Mehr Tiere für den Versuchskäfig

MAINZ. Allen Protesten der Tierschützer zum Trotz: Seit 2003 ist die Zahl der gemeldeten Versuchstiere in Rheinland-Pfalz um ein Drittel auf 154 000 gestiegen. Über 90 Prozent davon sind Mäuse und Ratten. Doch auch Vögel, Hunde, Katzen, Rinder und Schweine müssen für die Forschung herhalten.

Tierversuche sind laut Gesetz nur zulässig, wenn sie für bestimmte Zwecke unerlässlich und ethisch vertretbar sind. Dass sie gleichwohl höchst umstritten sind, zeigt der seit Jahren andauernde Protest gegen den inzwischen begonnenen Neubau eines neuen Versuchstierhauses an der Mainzer Universität. Der 30-Millionen-Bau ist auch im Tierschutzbeirat des Landes umstritten, weil er die ohnehin ungleiche Ausrichtung zu Lasten der tierversuchsfreien Forschung verstärkt. Laut aktuellem Tierschutzbericht stieg landesweit die Zahl der "eingesetzten Versuchstiere" von 106 865 (2003) über 135 949 (2004) auf 154 718 im vergangenen Jahr. Bundesweit gibt es einen ähnlichen Trend.Mehr als 30 000 Tiere an der Uni Mainz

Zwar fördert das Land Projekte für Alternativmethoden zu Tierversuchen und hat einen entsprechenden Forschungspreis ausgeschrieben, um Versuche zu ersetzen, die Zahl der Tiere zu reduzieren und deren Leiden zu verringern. Doch gerade an den Universitäten, die rund 40 Prozent der Tierversuche beisteuern, ist in den vergangenen Jahren ein Anstieg der Versuchstiere zu registrieren. Nach Angaben von Professor Johannes Preuß, Vizepräsident für Forschung an der Uni Mainz, nimmt zwar die Anzahl der Tiere pro Versuch ab. Doch hat die Zahl der Versuche erheblich zugenommen, weil sich die Uni unter anderem verstärkt mit der Krebsforschung beschäftigt. So werden tausende genetisch veränderte Mäuse eigens für den Einsatz gezüchtet. Nur vereinzelt ist es laut Preuß möglich, ohne Tierversuche auszukommen. Mehr als 30 000 Tiere werden an der Mainzer Uni gehalten. Mit dem Bau eines neuen Tierhauses soll nach seinen Angaben die Zahl der Versuche nicht wesentlich erweitert, sondern die Unterbringung der Tiere verbessert werden. Damit wird vor allem die wissenschaftliche Aussagekraft und Zuverlässigkeit der Versuche erhöht. Allein ein Drittel der zu Forschungszwecken eingesetzten Tiere fallen auf Versuche im Zusammenhang mit Erkrankungen des Nervensystems. Auch die Zahl der gezielt zu wissenschaftlichen Zwecken getöteten Tiere ist von 1230 im Jahr 2003 auf 13 196 im vergangenen Jahr drastisch gestiegen. Helmut Stadtfeld, Vorsitzender des Tierschutzbeirates, sieht die Entwicklung mit größter Sorge und fordert die Einrichtung eines Lehrstuhls für Alternativmethoden an der Uni Mainz. Alle Möglichkeiten tierversuchsfreier Forschung müssten genutzt werden, so Stadtfeld.

> _Daten_:
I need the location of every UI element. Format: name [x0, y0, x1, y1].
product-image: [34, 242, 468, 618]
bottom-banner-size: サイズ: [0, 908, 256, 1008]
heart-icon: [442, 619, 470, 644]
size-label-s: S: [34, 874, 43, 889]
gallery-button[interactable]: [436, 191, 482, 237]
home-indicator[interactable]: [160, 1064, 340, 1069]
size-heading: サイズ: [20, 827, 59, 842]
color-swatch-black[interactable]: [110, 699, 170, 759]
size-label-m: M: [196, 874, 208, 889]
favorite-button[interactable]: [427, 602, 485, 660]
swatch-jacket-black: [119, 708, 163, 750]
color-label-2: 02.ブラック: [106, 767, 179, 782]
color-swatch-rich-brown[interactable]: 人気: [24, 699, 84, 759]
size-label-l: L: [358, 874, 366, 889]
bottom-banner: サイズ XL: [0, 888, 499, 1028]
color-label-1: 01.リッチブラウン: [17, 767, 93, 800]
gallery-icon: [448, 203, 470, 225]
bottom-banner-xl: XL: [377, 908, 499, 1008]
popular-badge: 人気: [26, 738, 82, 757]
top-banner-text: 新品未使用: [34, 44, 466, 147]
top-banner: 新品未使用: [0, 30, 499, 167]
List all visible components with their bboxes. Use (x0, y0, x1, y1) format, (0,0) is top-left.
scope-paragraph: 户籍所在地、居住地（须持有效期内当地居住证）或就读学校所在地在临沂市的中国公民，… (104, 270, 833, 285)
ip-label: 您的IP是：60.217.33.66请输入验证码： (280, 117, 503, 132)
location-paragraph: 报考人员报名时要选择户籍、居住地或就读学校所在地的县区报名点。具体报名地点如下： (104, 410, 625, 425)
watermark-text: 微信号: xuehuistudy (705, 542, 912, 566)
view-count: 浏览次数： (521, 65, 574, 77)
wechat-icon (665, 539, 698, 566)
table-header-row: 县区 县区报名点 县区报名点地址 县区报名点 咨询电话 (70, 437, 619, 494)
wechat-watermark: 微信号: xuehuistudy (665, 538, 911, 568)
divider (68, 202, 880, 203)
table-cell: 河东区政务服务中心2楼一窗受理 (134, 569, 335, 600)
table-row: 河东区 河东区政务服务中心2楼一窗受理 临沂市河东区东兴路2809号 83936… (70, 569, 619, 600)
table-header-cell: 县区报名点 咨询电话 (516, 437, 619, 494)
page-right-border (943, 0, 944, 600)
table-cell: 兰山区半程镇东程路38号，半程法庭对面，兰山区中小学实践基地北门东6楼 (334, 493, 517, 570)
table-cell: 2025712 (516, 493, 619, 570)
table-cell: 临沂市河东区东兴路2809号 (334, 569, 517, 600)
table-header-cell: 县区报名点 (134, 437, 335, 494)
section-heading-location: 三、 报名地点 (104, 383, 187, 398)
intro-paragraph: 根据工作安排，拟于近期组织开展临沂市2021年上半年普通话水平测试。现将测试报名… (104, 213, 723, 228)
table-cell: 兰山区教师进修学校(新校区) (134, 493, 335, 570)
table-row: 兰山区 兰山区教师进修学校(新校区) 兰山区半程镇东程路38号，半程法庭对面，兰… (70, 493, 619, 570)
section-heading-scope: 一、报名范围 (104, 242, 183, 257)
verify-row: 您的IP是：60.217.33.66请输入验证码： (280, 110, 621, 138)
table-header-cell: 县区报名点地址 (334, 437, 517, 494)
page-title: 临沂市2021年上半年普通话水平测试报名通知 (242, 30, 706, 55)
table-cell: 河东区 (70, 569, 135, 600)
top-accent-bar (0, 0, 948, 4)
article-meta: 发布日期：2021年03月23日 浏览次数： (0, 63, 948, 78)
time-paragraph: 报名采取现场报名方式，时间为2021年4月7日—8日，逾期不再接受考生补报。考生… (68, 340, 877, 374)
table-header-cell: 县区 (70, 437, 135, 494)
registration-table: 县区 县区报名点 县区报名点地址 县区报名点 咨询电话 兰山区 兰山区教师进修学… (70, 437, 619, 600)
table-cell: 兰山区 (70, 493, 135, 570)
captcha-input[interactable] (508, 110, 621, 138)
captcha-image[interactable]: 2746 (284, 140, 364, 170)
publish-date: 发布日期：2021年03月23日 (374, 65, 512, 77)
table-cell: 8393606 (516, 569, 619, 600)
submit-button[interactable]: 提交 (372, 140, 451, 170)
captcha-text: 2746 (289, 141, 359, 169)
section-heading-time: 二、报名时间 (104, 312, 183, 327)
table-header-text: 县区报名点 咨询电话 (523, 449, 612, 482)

> _Aufgaben_:
**A)** Prüfen Sie, ob die folgenden Aussagen mit dem Textauszug übereinstimmen. Antworten Sie jeweils mit Ja oder Nein und zitieren Sie die entscheidenden Worte des Textauszugs wörtlich.
(i) Über 90 Prozent der gemeldeten Versuchstiere in Rheinland-Pfalz sind Mäuse und Ratten.
(ii) Die Universitäten steuern etwa die Hälfte der Tierversuche bei.
(iii) Laut Preuß soll der Bau des neuen Tierhauses die Zahl der Versuche wesentlich erweitern.
**B)** Beantworten Sie die folgenden Fragen anhand des Textauszugs.
(i) Wie viel kostet der Neubau des Versuchstierhauses an der Mainzer Universität?
(ii) Wie viele Tiere werden an der Mainzer Uni gehalten?
(iii) Was fordert Helmut Stadtfeld für die Uni Mainz?
**C)** Fassen Sie den Textauszug in zwei Sätzen zusammen.

> _Lösungen in Reihenfolge_:
**A)**
(i) Ja: „Über 90 Prozent davon sind Mäuse und Ratten.“
(ii) Nein: „die rund 40 Prozent der Tierversuche beisteuern“
(iii) Nein: „Mit dem Bau eines neuen Tierhauses soll nach seinen Angaben die Zahl der Versuche nicht wesentlich erweitert, sondern die Unterbringung der Tiere verbessert werden.“

**B)**
(i) Es handelt sich um einen 30-Millionen-Bau.
(ii) Dort werden mehr als 30 000 Tiere gehalten.
(iii) Er fordert die Einrichtung eines Lehrstuhls für Alternativmethoden an der Uni Mainz.

**C)** Die Zahl der gemeldeten Versuchstiere in Rheinland-Pfalz ist seit 2003 um ein Drittel auf 154 000 gestiegen. An der Uni Mainz hat die Zahl der Versuche unter anderem wegen der Krebsforschung erheblich zugenommen, und der Vorsitzende des Tierschutzbeirates, Helmut Stadtfeld, fordert dort einen Lehrstuhl für Alternativmethoden.